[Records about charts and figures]
+===+

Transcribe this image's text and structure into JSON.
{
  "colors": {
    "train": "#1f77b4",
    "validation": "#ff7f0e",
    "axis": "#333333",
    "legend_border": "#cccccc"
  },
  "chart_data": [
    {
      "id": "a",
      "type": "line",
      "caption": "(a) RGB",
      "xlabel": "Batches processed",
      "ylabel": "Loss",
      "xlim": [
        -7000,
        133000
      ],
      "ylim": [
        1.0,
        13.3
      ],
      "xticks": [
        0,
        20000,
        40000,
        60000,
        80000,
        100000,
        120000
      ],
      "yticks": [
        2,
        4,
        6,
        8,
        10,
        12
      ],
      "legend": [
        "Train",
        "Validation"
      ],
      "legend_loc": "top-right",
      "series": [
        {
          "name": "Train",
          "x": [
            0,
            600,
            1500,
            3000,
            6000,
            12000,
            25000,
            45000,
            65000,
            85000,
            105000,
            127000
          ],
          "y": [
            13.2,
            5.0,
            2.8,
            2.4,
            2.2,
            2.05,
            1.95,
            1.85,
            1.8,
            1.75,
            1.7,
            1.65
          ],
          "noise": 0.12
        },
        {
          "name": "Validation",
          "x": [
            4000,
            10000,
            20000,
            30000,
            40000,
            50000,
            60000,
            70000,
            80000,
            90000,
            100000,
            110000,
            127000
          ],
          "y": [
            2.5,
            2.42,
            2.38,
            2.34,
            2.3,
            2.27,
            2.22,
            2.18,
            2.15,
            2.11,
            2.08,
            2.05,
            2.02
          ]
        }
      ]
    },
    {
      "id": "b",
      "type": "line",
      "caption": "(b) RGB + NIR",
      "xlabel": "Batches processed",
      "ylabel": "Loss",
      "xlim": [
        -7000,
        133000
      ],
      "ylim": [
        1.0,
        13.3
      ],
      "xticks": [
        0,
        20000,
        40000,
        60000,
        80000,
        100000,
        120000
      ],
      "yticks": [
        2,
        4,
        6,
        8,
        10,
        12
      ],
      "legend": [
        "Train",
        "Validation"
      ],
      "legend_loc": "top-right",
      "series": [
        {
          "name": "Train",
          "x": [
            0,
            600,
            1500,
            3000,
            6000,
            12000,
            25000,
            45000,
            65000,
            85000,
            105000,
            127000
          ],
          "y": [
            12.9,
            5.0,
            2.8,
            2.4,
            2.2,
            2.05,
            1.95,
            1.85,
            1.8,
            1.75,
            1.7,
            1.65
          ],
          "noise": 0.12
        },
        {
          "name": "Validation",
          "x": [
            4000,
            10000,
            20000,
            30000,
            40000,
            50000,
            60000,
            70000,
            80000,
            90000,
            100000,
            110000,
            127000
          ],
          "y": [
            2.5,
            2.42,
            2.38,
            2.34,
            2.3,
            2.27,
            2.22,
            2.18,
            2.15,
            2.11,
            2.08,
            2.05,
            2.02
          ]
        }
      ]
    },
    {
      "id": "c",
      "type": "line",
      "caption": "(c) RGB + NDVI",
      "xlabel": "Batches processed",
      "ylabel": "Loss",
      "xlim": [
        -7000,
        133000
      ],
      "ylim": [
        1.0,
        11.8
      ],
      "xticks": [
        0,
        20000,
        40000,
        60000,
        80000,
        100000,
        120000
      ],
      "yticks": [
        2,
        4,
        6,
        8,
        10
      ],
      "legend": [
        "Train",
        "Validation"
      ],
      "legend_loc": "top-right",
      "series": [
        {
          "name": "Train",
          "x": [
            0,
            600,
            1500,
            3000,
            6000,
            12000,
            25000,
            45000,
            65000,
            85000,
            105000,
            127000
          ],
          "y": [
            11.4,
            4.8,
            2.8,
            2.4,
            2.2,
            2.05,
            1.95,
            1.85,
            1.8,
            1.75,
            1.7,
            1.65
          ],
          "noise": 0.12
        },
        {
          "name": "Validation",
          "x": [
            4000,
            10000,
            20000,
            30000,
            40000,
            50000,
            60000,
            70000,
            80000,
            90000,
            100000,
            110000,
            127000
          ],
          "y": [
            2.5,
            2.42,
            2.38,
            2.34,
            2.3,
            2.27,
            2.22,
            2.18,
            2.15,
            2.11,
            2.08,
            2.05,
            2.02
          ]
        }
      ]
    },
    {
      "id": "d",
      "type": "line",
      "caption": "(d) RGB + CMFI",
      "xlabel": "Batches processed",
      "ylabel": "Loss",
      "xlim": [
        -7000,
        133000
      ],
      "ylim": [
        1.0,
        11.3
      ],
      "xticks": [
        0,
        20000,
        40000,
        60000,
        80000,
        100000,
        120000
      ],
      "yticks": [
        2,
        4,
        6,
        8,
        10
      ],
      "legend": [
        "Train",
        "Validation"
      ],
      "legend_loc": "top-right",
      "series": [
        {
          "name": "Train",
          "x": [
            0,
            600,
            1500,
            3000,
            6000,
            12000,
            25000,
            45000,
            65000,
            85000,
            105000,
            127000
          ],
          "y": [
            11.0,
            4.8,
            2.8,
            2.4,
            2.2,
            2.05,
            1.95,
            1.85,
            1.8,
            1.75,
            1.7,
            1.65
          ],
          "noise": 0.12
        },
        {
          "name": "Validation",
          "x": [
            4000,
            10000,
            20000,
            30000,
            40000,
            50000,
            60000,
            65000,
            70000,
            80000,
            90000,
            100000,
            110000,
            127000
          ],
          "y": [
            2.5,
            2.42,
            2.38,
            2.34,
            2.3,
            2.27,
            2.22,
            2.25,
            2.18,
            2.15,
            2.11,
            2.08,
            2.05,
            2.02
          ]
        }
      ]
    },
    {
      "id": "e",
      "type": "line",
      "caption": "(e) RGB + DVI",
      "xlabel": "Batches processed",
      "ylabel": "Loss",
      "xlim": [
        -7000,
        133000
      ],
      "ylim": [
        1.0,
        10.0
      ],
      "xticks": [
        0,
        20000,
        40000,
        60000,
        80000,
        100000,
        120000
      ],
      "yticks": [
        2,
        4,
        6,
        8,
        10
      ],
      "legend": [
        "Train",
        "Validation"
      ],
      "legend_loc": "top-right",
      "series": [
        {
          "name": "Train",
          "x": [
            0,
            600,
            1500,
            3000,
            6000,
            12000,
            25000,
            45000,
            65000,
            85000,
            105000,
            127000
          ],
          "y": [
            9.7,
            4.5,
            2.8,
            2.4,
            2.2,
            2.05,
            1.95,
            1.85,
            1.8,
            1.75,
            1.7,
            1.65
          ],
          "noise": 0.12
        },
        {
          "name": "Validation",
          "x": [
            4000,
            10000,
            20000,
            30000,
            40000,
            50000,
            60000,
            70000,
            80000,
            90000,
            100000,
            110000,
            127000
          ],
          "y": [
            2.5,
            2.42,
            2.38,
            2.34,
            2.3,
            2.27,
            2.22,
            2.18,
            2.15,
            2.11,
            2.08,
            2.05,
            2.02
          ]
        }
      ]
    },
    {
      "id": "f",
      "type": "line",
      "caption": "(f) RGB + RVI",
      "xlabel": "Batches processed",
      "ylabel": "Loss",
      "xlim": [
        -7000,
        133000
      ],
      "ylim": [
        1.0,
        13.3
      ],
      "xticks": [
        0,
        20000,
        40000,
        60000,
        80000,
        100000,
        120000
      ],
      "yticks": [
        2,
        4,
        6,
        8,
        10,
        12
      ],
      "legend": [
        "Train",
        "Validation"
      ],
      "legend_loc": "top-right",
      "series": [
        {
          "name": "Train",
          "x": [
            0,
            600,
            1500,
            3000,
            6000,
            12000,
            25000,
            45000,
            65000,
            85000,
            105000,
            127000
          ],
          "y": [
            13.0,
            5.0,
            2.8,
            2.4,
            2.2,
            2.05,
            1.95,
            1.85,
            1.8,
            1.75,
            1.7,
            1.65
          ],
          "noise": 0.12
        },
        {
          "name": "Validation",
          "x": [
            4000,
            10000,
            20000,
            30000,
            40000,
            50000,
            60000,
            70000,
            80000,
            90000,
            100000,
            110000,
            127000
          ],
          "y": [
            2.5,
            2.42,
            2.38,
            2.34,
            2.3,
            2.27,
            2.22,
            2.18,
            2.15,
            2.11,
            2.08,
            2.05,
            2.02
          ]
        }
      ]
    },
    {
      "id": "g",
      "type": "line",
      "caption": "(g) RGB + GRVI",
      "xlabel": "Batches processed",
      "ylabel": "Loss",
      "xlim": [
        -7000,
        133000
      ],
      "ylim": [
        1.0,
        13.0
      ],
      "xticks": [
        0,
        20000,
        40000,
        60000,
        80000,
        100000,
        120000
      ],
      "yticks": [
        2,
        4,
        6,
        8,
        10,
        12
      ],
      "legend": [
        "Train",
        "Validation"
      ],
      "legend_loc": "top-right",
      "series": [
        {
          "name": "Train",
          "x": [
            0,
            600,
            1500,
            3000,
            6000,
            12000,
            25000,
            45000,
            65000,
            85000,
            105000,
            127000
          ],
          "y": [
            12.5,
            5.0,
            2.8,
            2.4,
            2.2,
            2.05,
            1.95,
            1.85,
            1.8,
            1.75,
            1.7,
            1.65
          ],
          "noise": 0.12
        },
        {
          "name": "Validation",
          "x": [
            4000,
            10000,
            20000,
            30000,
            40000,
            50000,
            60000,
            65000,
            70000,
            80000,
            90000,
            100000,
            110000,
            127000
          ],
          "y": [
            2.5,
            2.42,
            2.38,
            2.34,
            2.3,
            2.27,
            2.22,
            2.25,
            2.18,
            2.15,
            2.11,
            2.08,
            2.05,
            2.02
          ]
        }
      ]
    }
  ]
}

+===+

- **Aim**: Gather each line holding the string "caption".

- **Final answer**:
      "caption": "(a) RGB",
      "caption": "(b) RGB + NIR",
      "caption": "(c) RGB + NDVI",
      "caption": "(d) RGB + CMFI",
      "caption": "(e) RGB + DVI",
      "caption": "(f) RGB + RVI",
      "caption": "(g) RGB + GRVI",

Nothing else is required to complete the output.